WRITTEN PROBLEM →
In the data below, find every line that has the string "Index", and copy it.

Entries from a dataset →
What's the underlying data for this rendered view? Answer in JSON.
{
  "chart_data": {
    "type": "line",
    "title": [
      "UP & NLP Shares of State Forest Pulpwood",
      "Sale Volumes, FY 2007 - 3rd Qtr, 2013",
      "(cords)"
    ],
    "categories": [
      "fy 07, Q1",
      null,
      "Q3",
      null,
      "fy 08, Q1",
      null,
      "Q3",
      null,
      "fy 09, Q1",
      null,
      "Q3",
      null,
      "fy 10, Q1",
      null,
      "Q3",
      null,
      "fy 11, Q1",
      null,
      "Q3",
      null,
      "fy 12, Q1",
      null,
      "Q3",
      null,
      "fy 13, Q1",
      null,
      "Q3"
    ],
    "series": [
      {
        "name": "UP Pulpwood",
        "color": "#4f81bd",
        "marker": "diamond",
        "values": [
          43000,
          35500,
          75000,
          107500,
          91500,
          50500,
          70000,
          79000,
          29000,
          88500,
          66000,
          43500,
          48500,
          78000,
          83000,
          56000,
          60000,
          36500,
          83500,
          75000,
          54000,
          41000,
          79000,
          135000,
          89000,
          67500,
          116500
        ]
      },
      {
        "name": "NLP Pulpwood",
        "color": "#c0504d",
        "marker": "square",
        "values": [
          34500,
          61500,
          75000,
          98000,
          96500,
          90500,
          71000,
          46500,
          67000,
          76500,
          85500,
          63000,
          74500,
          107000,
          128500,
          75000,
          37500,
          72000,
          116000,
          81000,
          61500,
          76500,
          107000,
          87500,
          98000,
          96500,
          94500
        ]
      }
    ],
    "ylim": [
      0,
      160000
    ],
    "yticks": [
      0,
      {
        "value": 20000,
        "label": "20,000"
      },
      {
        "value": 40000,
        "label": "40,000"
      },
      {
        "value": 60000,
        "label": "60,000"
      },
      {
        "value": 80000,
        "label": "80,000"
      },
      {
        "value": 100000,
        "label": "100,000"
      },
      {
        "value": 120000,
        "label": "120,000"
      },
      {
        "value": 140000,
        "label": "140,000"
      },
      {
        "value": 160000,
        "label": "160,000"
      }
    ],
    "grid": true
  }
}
* * *
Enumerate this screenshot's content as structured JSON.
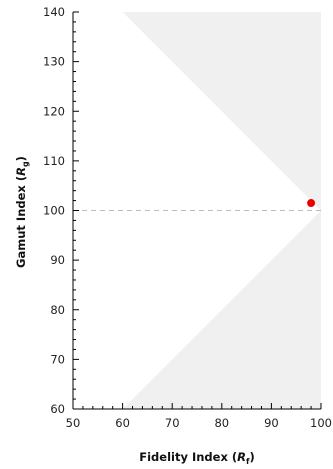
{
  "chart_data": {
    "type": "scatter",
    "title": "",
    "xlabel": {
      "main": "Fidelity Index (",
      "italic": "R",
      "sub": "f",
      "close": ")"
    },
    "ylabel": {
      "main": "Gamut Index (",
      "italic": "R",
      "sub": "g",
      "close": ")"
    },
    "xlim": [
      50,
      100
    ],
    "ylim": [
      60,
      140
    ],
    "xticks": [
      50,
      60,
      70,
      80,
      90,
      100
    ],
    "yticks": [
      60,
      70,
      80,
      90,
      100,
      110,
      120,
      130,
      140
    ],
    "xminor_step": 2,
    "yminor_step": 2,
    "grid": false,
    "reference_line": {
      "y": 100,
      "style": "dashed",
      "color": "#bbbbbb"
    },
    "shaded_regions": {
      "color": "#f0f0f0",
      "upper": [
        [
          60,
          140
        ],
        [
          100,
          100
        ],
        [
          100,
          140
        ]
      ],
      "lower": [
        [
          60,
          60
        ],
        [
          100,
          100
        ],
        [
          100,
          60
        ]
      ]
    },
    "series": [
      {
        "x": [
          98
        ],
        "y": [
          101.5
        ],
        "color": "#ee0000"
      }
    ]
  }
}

WRITTEN REPLY →
      "main": "Fidelity Index (",
      "main": "Gamut Index (",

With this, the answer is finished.